* WHAT IS NEEDED: Write out every single entry exactly.

* DATA FOR THIS EXERCISE:
START

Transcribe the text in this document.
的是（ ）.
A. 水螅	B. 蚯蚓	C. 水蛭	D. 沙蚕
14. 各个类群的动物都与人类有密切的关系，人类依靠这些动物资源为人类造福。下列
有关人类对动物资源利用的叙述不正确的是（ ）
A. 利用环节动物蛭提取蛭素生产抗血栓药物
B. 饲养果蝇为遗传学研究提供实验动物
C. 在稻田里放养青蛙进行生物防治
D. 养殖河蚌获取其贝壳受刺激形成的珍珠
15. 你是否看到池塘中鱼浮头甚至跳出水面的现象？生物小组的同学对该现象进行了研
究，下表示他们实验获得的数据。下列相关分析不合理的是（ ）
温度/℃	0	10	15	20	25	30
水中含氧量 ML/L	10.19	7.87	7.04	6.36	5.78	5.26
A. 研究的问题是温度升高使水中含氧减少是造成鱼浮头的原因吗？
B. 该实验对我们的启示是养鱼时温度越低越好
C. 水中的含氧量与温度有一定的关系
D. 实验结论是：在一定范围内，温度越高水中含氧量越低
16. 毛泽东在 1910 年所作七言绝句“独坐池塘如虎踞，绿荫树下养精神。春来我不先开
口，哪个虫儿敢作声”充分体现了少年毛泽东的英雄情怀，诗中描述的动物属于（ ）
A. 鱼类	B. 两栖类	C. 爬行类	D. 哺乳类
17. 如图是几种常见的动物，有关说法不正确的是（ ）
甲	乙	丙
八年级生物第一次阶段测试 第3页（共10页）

END

* FINISHED TASK:
Transcribe the text in this document.
的是（ ）.
A. 水螅	B. 蚯蚓	C. 水蛭	D. 沙蚕
14. 各个类群的动物都与人类有密切的关系，人类依靠这些动物资源为人类造福。下列
有关人类对动物资源利用的叙述不正确的是（ ）
A. 利用环节动物蛭提取蛭素生产抗血栓药物
B. 饲养果蝇为遗传学研究提供实验动物
C. 在稻田里放养青蛙进行生物防治
D. 养殖河蚌获取其贝壳受刺激形成的珍珠
15. 你是否看到池塘中鱼浮头甚至跳出水面的现象？生物小组的同学对该现象进行了研
究，下表示他们实验获得的数据。下列相关分析不合理的是（ ）
温度/℃	0	10	15	20	25	30
水中含氧量 ML/L	10.19	7.87	7.04	6.36	5.78	5.26
A. 研究的问题是温度升高使水中含氧减少是造成鱼浮头的原因吗？
B. 该实验对我们的启示是养鱼时温度越低越好
C. 水中的含氧量与温度有一定的关系
D. 实验结论是：在一定范围内，温度越高水中含氧量越低
16. 毛泽东在 1910 年所作七言绝句“独坐池塘如虎踞，绿荫树下养精神。春来我不先开
口，哪个虫儿敢作声”充分体现了少年毛泽东的英雄情怀，诗中描述的动物属于（ ）
A. 鱼类	B. 两栖类	C. 爬行类	D. 哺乳类
17. 如图是几种常见的动物，有关说法不正确的是（ ）
甲	乙	丙
八年级生物第一次阶段测试 第3页（共10页）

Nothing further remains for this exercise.